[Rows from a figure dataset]
☆ ☆ ☆ ☆ ☆
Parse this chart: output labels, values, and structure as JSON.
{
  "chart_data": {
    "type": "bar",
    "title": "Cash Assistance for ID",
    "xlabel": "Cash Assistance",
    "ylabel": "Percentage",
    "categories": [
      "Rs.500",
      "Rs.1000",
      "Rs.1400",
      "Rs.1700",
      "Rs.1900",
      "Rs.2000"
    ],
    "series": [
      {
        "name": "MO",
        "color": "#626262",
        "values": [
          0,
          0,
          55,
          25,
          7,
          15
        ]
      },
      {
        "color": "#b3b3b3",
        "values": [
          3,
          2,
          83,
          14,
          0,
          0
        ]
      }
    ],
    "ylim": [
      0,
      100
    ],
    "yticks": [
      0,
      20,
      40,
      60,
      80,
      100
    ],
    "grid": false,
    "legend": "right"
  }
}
☆ ☆ ☆ ☆ ☆
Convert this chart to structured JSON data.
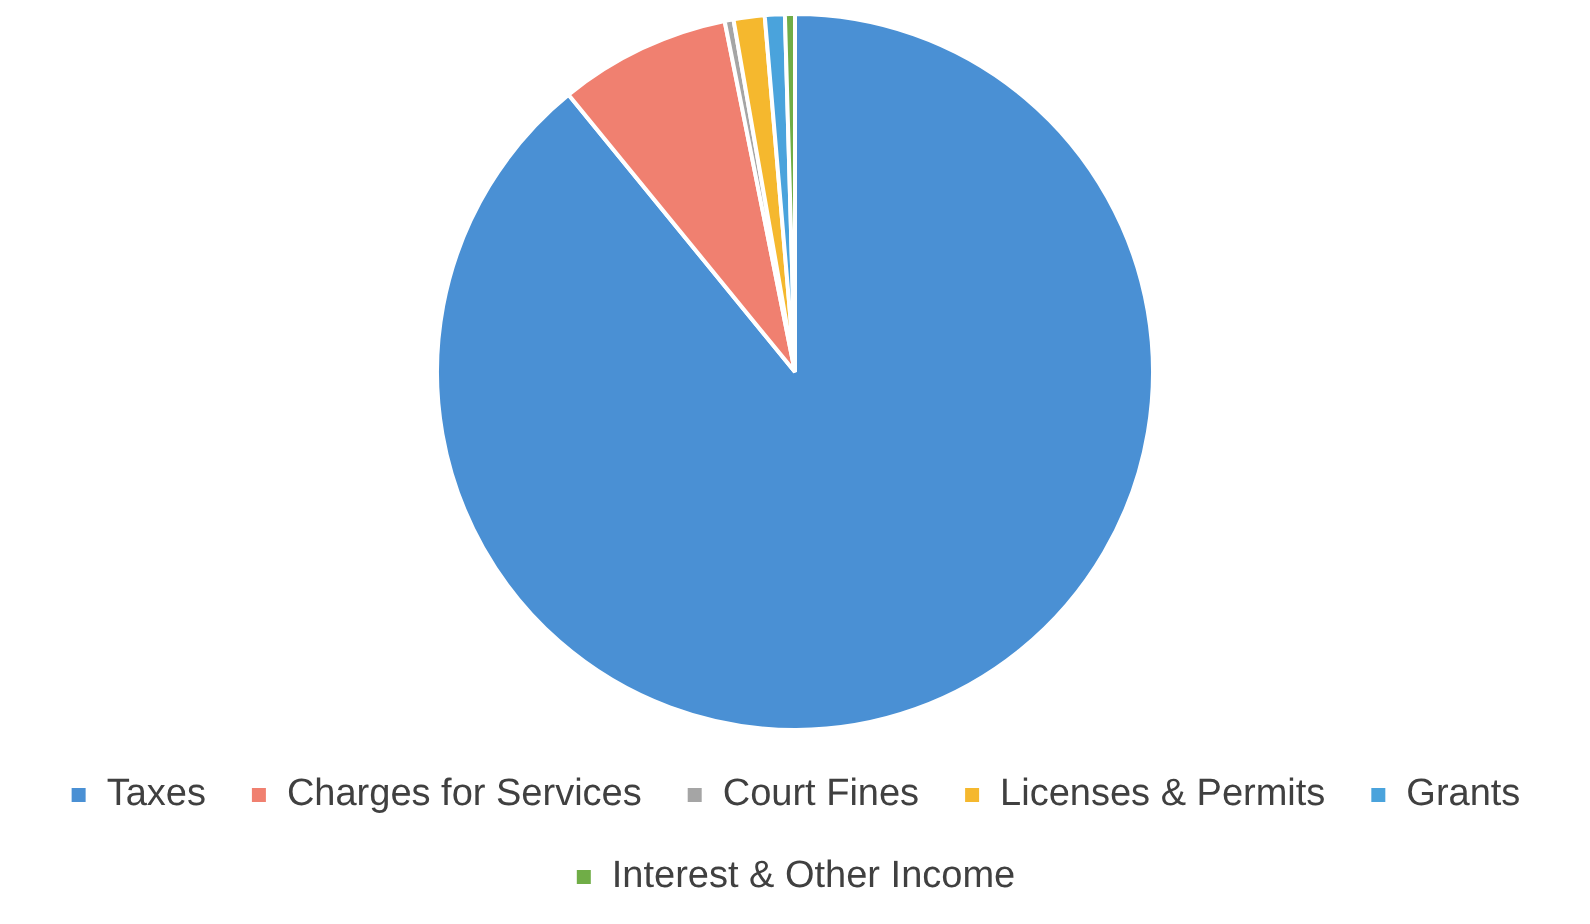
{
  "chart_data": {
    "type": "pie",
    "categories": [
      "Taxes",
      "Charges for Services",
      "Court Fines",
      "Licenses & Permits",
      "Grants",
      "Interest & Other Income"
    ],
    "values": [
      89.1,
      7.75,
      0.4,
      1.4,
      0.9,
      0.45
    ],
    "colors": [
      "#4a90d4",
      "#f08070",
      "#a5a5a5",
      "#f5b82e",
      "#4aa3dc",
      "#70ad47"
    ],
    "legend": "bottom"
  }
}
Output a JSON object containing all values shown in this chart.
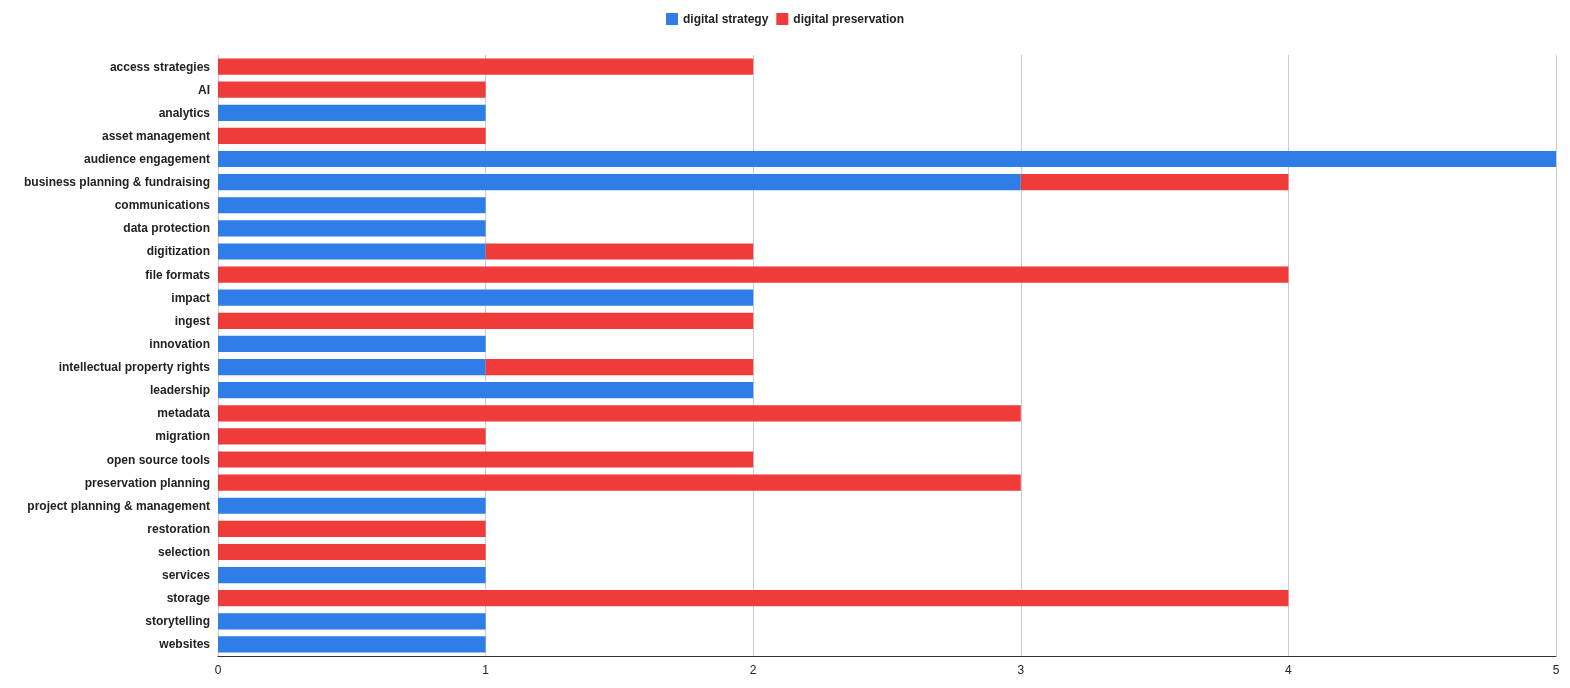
☆ ☆ ☆ ☆ ☆
** Work required **
Exactly as they appear, write out the lines from the one containing "Convert this chart to structured JSON data." down to the one containing "Output a JSON", both included. Pictures are left out.

** Task output **
Convert this chart to structured JSON data.
{
  "chart_data": {
    "type": "pie",
    "categories": [
      "Taxes",
      "Charges for Services",
      "Court Fines",
      "Licenses & Permits",
      "Grants",
      "Interest & Other Income"
    ],
    "values": [
      89.1,
      7.75,
      0.4,
      1.4,
      0.9,
      0.45
    ],
    "colors": [
      "#4a90d4",
      "#f08070",
      "#a5a5a5",
      "#f5b82e",
      "#4aa3dc",
      "#70ad47"
    ],
    "legend": "bottom"
  }
}
Output a JSON object containing all values shown in this chart.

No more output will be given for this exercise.